▶ Exercise goal
Copy all of the following material word for word, keeping every line unchanged.

▶ Recorded data
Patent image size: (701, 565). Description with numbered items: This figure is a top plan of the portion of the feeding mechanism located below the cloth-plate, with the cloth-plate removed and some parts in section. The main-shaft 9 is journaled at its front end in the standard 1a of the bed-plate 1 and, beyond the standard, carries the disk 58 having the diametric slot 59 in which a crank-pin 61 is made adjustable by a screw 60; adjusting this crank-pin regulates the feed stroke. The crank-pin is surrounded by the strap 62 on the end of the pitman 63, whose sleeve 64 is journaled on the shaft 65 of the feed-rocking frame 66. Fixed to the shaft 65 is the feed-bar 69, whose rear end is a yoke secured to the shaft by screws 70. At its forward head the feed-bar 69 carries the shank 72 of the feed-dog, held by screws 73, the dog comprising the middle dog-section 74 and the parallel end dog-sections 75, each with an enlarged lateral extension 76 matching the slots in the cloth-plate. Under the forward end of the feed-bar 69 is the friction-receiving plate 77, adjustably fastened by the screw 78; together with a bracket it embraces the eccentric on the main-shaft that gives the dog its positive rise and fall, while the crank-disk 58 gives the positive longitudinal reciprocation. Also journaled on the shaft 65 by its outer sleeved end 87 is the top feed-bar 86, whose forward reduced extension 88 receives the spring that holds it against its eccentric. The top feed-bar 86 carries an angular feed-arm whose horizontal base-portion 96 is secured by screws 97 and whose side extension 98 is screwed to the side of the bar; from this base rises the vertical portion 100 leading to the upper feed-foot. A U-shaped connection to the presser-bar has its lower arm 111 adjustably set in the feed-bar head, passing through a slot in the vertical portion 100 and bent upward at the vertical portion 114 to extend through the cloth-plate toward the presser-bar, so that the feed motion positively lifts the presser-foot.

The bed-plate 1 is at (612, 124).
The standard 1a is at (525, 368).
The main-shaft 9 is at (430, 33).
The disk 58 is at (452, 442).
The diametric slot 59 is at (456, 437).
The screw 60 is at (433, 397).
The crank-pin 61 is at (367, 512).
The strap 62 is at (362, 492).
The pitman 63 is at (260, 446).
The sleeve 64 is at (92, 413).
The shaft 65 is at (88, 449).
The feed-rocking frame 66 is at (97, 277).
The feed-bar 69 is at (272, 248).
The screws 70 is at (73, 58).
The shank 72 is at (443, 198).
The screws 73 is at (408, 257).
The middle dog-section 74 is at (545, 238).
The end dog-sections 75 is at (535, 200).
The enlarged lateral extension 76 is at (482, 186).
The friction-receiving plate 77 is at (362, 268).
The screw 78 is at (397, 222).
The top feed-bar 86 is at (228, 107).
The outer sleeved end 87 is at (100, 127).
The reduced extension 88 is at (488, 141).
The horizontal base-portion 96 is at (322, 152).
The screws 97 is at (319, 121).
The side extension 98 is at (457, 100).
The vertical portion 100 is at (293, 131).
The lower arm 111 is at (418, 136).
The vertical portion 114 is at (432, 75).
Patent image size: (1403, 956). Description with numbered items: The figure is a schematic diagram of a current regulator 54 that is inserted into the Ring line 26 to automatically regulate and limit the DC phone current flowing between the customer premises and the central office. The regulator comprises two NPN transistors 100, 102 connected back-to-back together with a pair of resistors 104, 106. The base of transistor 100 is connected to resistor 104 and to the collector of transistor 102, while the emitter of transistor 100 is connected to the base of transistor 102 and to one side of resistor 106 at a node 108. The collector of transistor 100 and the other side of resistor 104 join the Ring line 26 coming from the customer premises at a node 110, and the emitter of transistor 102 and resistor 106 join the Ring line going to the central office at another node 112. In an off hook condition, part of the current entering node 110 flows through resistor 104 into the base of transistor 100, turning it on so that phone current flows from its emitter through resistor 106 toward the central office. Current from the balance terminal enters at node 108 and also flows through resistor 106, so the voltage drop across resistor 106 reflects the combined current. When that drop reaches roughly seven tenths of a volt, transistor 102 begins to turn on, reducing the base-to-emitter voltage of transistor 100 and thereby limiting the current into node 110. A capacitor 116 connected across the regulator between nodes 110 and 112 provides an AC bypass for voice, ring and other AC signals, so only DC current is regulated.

▶ Result below
Patent image size: (701, 565). Description with numbered items: This figure is a top plan of the portion of the feeding mechanism located below the cloth-plate, with the cloth-plate removed and some parts in section. The main-shaft 9 is journaled at its front end in the standard 1a of the bed-plate 1 and, beyond the standard, carries the disk 58 having the diametric slot 59 in which a crank-pin 61 is made adjustable by a screw 60; adjusting this crank-pin regulates the feed stroke. The crank-pin is surrounded by the strap 62 on the end of the pitman 63, whose sleeve 64 is journaled on the shaft 65 of the feed-rocking frame 66. Fixed to the shaft 65 is the feed-bar 69, whose rear end is a yoke secured to the shaft by screws 70. At its forward head the feed-bar 69 carries the shank 72 of the feed-dog, held by screws 73, the dog comprising the middle dog-section 74 and the parallel end dog-sections 75, each with an enlarged lateral extension 76 matching the slots in the cloth-plate. Under the forward end of the feed-bar 69 is the friction-receiving plate 77, adjustably fastened by the screw 78; together with a bracket it embraces the eccentric on the main-shaft that gives the dog its positive rise and fall, while the crank-disk 58 gives the positive longitudinal reciprocation. Also journaled on the shaft 65 by its outer sleeved end 87 is the top feed-bar 86, whose forward reduced extension 88 receives the spring that holds it against its eccentric. The top feed-bar 86 carries an angular feed-arm whose horizontal base-portion 96 is secured by screws 97 and whose side extension 98 is screwed to the side of the bar; from this base rises the vertical portion 100 leading to the upper feed-foot. A U-shaped connection to the presser-bar has its lower arm 111 adjustably set in the feed-bar head, passing through a slot in the vertical portion 100 and bent upward at the vertical portion 114 to extend through the cloth-plate toward the presser-bar, so that the feed motion positively lifts the presser-foot.

The bed-plate 1 is at (612, 124).
The standard 1a is at (525, 368).
The main-shaft 9 is at (430, 33).
The disk 58 is at (452, 442).
The diametric slot 59 is at (456, 437).
The screw 60 is at (433, 397).
The crank-pin 61 is at (367, 512).
The strap 62 is at (362, 492).
The pitman 63 is at (260, 446).
The sleeve 64 is at (92, 413).
The shaft 65 is at (88, 449).
The feed-rocking frame 66 is at (97, 277).
The feed-bar 69 is at (272, 248).
The screws 70 is at (73, 58).
The shank 72 is at (443, 198).
The screws 73 is at (408, 257).
The middle dog-section 74 is at (545, 238).
The end dog-sections 75 is at (535, 200).
The enlarged lateral extension 76 is at (482, 186).
The friction-receiving plate 77 is at (362, 268).
The screw 78 is at (397, 222).
The top feed-bar 86 is at (228, 107).
The outer sleeved end 87 is at (100, 127).
The reduced extension 88 is at (488, 141).
The horizontal base-portion 96 is at (322, 152).
The screws 97 is at (319, 121).
The side extension 98 is at (457, 100).
The vertical portion 100 is at (293, 131).
The lower arm 111 is at (418, 136).
The vertical portion 114 is at (432, 75).
Patent image size: (1403, 956). Description with numbered items: The figure is a schematic diagram of a current regulator 54 that is inserted into the Ring line 26 to automatically regulate and limit the DC phone current flowing between the customer premises and the central office. The regulator comprises two NPN transistors 100, 102 connected back-to-back together with a pair of resistors 104, 106. The base of transistor 100 is connected to resistor 104 and to the collector of transistor 102, while the emitter of transistor 100 is connected to the base of transistor 102 and to one side of resistor 106 at a node 108. The collector of transistor 100 and the other side of resistor 104 join the Ring line 26 coming from the customer premises at a node 110, and the emitter of transistor 102 and resistor 106 join the Ring line going to the central office at another node 112. In an off hook condition, part of the current entering node 110 flows through resistor 104 into the base of transistor 100, turning it on so that phone current flows from its emitter through resistor 106 toward the central office. Current from the balance terminal enters at node 108 and also flows through resistor 106, so the voltage drop across resistor 106 reflects the combined current. When that drop reaches roughly seven tenths of a volt, transistor 102 begins to turn on, reducing the base-to-emitter voltage of transistor 100 and thereby limiting the current into node 110. A capacitor 116 connected across the regulator between nodes 110 and 112 provides an AC bypass for voice, ring and other AC signals, so only DC current is regulated.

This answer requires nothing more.